_Your goal_: Copy every line of the records below where the word "Curation" occurs.

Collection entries
-------

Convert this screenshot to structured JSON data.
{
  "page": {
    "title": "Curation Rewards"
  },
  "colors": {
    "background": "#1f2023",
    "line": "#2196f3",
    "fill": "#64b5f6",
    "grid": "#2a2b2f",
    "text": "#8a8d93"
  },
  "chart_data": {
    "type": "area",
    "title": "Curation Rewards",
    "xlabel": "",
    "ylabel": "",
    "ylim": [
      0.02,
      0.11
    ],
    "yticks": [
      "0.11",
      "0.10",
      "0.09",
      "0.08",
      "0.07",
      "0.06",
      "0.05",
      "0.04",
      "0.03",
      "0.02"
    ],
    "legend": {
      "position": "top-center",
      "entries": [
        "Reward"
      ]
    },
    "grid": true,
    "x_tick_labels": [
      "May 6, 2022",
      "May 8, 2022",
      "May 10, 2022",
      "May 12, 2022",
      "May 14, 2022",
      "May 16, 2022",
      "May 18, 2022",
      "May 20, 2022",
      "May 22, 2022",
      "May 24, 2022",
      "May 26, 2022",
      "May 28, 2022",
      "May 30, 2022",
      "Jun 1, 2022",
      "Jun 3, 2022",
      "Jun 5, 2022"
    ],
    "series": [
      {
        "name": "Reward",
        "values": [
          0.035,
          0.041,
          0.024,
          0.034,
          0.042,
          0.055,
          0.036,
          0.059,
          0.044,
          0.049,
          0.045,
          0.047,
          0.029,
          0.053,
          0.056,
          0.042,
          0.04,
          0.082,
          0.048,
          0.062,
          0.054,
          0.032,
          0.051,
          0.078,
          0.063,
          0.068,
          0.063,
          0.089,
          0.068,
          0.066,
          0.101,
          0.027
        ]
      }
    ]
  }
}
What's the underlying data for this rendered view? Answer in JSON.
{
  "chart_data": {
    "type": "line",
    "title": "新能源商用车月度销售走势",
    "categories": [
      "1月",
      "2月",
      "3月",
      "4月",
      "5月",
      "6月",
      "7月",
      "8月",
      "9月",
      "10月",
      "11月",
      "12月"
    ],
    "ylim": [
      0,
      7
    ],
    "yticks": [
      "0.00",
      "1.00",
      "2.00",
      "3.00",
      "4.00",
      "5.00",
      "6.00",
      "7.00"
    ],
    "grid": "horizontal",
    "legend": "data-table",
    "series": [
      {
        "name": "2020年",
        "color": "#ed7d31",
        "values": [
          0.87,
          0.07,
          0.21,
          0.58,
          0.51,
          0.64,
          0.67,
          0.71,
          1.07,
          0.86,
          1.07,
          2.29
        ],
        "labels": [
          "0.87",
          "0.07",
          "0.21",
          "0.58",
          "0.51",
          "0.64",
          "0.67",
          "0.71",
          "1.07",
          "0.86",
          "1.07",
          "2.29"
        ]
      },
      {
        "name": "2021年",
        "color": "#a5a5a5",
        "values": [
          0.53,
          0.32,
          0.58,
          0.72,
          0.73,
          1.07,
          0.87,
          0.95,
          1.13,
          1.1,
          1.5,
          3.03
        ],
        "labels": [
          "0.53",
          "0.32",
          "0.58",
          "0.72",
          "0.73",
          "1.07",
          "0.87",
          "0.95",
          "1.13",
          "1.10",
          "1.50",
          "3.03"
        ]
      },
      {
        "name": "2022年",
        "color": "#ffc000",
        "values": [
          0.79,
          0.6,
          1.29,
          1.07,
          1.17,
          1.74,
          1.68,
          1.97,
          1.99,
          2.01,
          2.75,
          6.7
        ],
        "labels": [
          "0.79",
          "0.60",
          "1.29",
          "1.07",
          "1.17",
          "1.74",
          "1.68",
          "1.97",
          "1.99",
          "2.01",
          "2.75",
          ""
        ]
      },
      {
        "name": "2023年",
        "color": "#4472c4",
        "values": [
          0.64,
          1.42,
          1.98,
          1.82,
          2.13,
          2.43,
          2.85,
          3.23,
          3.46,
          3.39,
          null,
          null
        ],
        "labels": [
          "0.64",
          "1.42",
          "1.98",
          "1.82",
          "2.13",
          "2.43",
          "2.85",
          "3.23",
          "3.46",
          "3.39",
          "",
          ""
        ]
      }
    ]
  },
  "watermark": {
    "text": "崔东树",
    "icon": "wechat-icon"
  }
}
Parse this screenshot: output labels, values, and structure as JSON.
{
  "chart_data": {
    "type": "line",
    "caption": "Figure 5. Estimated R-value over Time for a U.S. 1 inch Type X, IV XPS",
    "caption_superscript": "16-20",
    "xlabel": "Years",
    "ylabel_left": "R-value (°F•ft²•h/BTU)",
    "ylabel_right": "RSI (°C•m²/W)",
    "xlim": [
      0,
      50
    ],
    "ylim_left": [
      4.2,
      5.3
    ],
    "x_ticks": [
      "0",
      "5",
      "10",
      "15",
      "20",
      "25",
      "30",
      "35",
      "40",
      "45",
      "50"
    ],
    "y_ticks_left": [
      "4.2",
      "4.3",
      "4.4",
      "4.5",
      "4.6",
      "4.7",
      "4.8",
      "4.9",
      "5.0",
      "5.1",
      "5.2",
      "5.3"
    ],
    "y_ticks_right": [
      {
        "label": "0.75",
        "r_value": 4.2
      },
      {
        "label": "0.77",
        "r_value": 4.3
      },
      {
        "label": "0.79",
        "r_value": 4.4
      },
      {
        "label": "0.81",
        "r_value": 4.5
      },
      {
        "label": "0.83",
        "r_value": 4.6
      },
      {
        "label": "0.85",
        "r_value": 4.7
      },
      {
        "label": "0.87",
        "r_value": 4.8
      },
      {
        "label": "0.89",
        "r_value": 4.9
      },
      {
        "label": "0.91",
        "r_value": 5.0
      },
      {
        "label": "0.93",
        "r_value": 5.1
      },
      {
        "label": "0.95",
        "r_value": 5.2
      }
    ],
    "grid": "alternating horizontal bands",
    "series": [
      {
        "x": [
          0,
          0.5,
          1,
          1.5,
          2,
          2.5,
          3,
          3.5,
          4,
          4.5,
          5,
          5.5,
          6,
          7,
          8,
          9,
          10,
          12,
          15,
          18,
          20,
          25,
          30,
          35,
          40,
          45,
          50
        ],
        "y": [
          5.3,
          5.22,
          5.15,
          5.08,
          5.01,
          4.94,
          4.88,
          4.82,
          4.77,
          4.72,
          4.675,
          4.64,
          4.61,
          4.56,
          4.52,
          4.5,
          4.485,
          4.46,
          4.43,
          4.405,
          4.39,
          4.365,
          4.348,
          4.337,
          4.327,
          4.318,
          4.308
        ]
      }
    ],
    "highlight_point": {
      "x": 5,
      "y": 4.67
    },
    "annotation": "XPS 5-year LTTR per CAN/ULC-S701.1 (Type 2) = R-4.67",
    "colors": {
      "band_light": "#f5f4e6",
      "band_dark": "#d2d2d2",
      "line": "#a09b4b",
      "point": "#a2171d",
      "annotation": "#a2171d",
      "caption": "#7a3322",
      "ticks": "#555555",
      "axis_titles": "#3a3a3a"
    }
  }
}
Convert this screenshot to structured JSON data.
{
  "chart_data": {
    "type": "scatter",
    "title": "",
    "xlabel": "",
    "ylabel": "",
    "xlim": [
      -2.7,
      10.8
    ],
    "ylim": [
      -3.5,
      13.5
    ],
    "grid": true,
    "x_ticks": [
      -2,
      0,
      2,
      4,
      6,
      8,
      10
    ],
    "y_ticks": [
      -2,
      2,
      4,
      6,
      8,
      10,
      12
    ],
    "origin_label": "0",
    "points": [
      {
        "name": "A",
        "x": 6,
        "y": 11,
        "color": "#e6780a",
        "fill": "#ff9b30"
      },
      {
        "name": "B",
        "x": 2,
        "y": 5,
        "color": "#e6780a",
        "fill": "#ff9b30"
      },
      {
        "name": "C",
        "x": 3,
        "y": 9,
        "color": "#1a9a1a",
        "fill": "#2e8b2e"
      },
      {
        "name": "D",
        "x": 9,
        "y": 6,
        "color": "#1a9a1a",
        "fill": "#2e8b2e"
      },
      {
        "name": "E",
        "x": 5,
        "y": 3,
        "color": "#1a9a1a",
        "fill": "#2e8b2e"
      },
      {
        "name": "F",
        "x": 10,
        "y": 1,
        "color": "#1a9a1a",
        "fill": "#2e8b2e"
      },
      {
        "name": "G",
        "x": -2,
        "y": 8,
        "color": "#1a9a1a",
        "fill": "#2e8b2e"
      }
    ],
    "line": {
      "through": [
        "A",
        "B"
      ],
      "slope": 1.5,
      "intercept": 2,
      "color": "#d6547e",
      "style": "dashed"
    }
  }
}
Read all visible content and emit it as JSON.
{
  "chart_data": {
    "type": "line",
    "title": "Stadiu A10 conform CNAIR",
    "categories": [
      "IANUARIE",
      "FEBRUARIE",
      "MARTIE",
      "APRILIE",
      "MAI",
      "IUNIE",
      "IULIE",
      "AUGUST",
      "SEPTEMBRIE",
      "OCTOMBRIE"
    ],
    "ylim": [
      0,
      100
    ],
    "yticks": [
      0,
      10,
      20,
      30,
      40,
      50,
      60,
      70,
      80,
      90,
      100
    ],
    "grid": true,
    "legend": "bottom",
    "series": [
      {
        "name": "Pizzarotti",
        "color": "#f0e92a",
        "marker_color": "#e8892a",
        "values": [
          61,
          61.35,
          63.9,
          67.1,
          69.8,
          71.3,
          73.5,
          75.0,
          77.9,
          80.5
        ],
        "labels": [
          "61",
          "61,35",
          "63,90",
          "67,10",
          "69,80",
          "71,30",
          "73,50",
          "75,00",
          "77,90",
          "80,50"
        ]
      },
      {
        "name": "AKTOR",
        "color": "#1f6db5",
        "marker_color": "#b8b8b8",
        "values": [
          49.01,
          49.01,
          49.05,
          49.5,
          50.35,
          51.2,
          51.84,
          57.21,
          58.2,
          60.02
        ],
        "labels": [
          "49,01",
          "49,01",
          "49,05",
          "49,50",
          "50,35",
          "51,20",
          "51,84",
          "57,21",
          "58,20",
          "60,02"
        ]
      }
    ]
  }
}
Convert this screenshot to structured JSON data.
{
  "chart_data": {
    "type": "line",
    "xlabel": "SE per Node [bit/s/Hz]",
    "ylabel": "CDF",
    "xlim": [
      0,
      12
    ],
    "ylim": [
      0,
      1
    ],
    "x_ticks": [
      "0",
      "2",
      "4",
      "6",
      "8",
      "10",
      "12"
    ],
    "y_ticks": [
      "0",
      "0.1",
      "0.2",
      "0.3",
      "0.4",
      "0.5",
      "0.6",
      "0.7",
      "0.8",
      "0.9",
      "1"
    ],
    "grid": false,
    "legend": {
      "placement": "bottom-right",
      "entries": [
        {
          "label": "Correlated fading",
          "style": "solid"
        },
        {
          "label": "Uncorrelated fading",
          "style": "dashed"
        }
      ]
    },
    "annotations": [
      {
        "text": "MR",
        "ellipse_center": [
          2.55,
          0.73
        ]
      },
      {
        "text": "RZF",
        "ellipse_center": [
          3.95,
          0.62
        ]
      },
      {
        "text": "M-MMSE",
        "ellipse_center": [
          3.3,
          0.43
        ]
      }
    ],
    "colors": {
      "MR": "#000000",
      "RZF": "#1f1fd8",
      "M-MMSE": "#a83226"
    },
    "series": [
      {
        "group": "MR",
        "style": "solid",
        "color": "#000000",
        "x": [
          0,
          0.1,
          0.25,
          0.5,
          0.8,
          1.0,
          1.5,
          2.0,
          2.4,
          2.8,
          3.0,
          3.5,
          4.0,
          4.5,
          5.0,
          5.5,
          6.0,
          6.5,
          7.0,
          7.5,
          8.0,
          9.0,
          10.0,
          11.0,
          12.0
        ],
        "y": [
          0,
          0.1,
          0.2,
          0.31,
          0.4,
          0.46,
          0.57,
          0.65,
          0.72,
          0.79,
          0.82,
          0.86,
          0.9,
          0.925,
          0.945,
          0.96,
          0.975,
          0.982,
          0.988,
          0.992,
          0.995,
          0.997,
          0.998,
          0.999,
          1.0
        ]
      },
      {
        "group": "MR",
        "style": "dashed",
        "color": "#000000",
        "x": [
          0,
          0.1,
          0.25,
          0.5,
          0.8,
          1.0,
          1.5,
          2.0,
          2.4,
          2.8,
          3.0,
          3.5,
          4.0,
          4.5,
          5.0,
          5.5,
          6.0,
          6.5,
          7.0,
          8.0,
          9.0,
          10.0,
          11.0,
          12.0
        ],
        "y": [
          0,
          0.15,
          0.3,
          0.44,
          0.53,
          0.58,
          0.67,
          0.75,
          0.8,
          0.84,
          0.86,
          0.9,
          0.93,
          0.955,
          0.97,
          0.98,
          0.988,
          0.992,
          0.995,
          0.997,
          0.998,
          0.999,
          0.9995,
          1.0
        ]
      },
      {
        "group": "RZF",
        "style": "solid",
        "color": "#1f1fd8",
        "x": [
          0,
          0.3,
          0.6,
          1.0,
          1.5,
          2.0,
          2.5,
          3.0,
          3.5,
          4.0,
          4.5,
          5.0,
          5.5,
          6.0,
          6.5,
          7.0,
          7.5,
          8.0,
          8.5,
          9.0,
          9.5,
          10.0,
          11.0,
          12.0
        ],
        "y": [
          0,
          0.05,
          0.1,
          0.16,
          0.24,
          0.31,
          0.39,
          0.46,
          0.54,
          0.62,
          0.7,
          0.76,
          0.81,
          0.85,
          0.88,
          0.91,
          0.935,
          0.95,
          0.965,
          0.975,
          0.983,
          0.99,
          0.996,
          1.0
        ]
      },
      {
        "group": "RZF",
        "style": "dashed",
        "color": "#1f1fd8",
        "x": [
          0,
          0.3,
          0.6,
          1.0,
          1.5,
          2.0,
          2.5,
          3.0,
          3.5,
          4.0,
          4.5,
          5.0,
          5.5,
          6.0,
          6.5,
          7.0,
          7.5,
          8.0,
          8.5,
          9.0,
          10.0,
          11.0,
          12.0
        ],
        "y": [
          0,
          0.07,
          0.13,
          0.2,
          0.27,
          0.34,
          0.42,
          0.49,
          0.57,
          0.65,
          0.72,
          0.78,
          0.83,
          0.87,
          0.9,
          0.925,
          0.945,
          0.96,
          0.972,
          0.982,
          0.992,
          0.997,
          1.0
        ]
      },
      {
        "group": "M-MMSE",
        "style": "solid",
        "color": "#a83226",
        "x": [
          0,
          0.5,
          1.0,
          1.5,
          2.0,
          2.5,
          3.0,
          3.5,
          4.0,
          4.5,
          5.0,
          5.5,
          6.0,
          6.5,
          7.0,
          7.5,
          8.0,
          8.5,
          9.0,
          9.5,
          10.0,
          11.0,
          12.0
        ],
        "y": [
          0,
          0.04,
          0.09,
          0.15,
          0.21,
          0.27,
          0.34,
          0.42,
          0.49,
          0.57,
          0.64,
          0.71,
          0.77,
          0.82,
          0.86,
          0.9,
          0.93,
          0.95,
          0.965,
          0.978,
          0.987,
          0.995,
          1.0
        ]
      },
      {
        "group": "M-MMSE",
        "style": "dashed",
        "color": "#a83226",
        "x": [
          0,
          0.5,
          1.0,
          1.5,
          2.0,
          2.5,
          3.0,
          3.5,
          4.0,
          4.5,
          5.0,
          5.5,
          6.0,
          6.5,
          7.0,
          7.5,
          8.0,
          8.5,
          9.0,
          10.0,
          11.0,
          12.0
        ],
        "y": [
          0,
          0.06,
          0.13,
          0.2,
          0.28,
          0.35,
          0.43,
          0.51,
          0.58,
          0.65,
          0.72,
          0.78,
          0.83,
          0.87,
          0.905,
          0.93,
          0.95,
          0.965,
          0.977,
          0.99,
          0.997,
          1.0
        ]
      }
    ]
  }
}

-------

_Result below_:
    "title": "Curation Rewards"
    "title": "Curation Rewards",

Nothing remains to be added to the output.